/---
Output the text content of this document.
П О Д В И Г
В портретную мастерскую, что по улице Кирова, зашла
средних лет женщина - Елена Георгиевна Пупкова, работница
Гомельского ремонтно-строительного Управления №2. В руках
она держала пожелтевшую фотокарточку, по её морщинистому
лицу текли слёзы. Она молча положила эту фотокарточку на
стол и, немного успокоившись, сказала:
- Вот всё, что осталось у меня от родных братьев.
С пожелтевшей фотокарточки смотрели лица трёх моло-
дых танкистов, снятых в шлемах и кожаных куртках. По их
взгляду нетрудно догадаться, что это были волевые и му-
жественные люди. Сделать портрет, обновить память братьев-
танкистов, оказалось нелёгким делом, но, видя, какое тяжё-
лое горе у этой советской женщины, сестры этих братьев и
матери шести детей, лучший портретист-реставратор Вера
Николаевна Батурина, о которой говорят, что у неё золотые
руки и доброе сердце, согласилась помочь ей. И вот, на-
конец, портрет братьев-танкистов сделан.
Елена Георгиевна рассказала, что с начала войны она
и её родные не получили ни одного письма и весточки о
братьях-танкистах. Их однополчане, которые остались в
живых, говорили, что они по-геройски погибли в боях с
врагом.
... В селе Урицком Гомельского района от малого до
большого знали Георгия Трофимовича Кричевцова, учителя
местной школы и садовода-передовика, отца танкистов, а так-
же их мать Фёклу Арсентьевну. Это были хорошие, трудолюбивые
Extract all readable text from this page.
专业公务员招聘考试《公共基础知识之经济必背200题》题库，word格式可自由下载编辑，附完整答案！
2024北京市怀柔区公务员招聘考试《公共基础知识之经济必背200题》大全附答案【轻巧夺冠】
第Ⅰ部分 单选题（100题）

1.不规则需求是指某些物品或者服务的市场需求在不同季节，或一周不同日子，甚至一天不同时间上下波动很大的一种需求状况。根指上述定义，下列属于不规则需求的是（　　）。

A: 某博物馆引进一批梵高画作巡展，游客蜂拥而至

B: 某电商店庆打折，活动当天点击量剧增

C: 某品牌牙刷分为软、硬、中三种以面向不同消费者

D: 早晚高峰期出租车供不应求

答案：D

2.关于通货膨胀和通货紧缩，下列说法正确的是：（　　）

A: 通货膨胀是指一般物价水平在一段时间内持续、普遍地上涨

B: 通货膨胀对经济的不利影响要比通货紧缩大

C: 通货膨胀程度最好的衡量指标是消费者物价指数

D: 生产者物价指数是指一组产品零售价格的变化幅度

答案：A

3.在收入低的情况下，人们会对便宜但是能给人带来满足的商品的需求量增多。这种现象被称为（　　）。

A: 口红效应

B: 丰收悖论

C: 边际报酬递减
\---
WHAT THE TASK ASKS: Tell how many lines in the records above contain "танкистов", giving the number and no other words.

EXERCISE ANSWER: 4